#### WHAT NEEDS TO BE DONE
Read through the data and report every line in which the word "Username" occurs.

#### Raw records
..............................

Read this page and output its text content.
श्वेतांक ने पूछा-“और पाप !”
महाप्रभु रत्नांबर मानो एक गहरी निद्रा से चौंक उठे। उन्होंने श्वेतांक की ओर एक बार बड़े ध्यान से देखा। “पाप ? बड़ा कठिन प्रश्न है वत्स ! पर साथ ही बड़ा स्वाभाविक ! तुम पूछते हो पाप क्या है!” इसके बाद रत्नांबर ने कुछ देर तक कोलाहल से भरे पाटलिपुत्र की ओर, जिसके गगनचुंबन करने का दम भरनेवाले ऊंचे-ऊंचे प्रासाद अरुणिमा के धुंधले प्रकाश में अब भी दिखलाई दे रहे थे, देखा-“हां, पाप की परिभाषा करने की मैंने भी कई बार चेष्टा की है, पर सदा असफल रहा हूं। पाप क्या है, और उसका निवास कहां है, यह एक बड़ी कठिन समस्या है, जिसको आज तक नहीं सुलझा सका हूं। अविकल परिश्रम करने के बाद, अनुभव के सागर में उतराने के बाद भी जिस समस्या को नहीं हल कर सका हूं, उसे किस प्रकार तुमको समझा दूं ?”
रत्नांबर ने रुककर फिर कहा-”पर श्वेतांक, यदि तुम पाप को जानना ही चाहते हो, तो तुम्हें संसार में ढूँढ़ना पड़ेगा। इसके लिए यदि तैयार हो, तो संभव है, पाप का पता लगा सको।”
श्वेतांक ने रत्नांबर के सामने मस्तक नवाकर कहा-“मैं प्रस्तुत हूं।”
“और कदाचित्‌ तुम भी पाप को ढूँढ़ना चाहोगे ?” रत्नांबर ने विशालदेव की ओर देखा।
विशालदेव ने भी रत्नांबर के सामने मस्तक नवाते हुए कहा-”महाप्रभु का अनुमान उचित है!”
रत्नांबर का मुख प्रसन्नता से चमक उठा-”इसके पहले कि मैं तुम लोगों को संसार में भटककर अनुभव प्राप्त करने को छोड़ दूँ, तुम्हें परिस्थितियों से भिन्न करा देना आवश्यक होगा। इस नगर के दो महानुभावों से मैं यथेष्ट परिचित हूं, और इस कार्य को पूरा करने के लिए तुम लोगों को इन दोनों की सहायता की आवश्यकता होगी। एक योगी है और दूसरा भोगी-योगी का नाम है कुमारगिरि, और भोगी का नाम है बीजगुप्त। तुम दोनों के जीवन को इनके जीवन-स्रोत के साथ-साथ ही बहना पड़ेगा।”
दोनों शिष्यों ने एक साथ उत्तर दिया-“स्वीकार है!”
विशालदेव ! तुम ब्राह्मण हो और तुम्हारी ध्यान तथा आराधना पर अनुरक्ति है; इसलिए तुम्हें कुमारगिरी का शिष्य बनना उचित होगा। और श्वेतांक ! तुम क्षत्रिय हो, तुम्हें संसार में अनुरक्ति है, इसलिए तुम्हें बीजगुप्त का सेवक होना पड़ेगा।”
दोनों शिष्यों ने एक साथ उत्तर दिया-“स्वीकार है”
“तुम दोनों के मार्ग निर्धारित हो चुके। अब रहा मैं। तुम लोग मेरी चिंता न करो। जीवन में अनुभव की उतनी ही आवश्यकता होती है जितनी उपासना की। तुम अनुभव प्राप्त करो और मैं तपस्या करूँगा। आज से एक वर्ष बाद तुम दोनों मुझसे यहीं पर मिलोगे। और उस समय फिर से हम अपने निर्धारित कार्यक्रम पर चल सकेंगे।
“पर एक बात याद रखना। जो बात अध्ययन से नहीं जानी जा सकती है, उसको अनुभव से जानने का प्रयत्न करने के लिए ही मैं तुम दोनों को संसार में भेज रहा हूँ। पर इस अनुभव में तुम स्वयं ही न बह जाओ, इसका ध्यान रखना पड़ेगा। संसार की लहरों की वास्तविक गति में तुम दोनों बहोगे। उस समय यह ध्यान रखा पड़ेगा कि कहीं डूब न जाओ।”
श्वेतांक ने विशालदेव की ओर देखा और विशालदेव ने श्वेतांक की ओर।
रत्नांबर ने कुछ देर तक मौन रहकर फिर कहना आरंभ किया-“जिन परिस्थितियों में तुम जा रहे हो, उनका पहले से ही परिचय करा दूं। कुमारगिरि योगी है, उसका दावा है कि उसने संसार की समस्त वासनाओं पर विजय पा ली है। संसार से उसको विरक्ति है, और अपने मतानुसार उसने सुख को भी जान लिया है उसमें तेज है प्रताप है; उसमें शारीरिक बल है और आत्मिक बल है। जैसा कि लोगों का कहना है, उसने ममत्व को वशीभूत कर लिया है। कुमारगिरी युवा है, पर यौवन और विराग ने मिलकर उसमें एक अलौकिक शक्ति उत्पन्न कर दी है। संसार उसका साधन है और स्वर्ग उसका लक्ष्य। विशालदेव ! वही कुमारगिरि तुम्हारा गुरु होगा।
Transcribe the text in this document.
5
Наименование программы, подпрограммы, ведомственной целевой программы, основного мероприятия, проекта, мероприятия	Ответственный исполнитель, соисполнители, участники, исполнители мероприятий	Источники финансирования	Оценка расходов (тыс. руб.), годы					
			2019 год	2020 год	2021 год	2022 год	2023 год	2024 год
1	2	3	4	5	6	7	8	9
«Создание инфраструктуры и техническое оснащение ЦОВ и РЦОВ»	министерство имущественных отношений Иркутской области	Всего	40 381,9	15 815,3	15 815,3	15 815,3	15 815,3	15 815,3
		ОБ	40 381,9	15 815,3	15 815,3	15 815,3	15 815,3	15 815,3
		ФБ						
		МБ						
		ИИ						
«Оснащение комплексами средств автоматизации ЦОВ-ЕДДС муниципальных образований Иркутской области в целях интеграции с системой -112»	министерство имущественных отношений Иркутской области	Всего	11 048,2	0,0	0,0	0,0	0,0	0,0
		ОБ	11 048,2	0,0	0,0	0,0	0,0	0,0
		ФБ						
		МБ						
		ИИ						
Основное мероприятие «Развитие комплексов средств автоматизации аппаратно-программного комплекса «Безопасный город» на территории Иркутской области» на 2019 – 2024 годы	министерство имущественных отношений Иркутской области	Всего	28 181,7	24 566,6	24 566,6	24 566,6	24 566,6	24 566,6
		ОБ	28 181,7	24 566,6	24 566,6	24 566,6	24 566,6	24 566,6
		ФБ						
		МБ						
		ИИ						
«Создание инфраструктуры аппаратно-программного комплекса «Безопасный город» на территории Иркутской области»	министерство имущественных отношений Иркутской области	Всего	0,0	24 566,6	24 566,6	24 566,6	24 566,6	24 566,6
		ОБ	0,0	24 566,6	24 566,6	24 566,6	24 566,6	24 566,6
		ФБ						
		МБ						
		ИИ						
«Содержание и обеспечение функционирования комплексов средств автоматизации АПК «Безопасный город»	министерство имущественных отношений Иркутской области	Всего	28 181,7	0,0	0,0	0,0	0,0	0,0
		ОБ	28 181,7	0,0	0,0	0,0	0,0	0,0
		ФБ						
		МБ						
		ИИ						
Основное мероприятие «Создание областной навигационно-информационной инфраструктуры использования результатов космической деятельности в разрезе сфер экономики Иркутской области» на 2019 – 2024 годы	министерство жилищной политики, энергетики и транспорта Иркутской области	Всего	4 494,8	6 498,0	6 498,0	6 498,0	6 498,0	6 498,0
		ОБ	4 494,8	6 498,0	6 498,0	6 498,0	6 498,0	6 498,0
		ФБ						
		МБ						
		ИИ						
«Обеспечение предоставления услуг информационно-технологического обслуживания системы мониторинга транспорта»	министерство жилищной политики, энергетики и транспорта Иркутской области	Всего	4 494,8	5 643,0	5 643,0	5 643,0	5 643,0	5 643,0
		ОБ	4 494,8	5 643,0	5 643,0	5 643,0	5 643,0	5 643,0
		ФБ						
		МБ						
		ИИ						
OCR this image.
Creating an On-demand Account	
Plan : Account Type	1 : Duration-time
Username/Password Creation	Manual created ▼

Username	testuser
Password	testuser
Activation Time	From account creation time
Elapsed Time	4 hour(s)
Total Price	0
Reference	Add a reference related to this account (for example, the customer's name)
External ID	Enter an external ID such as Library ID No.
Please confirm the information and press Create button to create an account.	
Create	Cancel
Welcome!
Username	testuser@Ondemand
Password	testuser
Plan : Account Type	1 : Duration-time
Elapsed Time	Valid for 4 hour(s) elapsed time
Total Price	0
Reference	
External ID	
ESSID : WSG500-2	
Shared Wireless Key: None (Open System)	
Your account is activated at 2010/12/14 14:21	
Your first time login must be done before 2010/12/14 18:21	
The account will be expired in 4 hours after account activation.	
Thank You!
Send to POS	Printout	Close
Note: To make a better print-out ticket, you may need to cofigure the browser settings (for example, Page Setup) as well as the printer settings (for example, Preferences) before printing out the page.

..............................

#### WRITTEN REPLY
Username/Password Creation	Manual created ▼
Username	testuser
Username	testuser@Ondemand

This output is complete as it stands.